→ Written exercise
Each record must be retyped in full. No character may differ.

________________________________________

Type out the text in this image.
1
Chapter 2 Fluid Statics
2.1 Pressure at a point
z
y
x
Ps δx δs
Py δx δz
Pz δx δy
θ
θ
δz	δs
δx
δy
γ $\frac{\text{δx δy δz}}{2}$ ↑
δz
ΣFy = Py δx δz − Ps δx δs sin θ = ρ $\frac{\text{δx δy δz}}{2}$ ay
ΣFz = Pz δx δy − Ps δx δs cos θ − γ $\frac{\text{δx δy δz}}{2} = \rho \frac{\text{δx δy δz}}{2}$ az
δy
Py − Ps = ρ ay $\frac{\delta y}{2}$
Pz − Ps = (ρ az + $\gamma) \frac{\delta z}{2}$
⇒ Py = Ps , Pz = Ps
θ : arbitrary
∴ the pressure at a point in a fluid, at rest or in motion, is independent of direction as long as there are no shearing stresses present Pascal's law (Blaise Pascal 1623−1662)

________________________________________

→ Answer to this exercise
Type out the text in this image.
1
Chapter 2 Fluid Statics
2.1 Pressure at a point
z
y
x
Ps δx δs
Py δx δz
Pz δx δy
θ
θ
δz	δs
δx
δy
γ $\frac{\text{δx δy δz}}{2}$ ↑
δz
ΣFy = Py δx δz − Ps δx δs sin θ = ρ $\frac{\text{δx δy δz}}{2}$ ay
ΣFz = Pz δx δy − Ps δx δs cos θ − γ $\frac{\text{δx δy δz}}{2} = \rho \frac{\text{δx δy δz}}{2}$ az
δy
Py − Ps = ρ ay $\frac{\delta y}{2}$
Pz − Ps = (ρ az + $\gamma) \frac{\delta z}{2}$
⇒ Py = Ps , Pz = Ps
θ : arbitrary
∴ the pressure at a point in a fluid, at rest or in motion, is independent of direction as long as there are no shearing stresses present Pascal's law (Blaise Pascal 1623−1662)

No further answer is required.